[BEGIN]
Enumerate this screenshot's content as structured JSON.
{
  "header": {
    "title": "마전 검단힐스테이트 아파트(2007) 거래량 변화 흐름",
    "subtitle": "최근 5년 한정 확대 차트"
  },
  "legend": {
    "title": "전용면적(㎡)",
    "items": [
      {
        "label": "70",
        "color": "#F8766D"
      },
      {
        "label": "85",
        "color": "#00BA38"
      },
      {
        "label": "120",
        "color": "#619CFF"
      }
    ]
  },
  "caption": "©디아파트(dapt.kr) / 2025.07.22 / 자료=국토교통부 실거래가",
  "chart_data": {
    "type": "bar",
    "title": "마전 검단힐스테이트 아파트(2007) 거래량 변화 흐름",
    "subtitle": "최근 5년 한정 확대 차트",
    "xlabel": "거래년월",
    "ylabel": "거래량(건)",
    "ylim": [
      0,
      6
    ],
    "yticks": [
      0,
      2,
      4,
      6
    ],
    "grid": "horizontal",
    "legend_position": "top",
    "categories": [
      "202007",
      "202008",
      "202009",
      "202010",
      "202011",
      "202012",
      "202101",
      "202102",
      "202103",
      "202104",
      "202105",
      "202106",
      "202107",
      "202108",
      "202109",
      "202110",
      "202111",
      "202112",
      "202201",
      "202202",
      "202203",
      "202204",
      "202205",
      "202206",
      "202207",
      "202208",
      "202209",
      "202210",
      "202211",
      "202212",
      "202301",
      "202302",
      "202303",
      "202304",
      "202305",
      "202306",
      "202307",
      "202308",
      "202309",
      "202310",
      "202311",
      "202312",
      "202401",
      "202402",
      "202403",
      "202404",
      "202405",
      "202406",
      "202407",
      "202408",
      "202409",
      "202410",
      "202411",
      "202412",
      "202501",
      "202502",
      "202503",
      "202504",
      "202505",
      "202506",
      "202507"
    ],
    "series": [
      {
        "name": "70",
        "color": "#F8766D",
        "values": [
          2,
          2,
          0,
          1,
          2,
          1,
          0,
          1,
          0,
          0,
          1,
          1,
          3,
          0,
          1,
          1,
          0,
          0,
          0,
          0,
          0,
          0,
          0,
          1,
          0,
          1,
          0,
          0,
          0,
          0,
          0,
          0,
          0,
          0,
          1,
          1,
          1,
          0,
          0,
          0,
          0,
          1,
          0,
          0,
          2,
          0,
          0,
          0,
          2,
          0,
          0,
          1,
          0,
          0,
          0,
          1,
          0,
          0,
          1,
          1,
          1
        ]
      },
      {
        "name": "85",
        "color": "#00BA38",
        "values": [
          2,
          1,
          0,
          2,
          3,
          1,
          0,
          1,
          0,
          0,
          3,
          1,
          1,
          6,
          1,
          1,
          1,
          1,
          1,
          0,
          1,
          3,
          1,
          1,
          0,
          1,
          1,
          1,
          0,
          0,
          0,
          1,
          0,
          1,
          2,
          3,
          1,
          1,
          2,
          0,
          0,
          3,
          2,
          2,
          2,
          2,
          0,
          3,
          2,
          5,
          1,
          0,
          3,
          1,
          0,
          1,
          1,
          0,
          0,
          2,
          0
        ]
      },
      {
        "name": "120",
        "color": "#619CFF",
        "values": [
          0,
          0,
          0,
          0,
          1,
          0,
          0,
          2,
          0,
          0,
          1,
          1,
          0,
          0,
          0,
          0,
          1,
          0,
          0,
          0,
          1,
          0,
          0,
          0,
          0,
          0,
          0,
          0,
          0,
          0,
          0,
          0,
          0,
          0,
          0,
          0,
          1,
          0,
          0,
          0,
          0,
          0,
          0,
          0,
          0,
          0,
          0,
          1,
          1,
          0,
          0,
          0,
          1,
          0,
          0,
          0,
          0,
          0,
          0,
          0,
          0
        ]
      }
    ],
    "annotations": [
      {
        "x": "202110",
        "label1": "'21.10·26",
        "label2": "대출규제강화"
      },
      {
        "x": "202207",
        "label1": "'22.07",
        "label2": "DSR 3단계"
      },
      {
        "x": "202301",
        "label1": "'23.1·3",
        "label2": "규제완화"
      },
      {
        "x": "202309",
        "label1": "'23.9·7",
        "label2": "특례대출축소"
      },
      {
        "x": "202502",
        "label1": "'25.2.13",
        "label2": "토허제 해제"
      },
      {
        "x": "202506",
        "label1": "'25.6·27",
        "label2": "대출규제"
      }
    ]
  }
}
[END]
● **SET PROBLEM**: Every line in the data above that contains "color" needs to be copied.

● **CORRECT ANSWER**:
        "color": "#F8766D"
        "color": "#00BA38"
        "color": "#619CFF"
        "color": "#F8766D",
        "color": "#00BA38",
        "color": "#619CFF",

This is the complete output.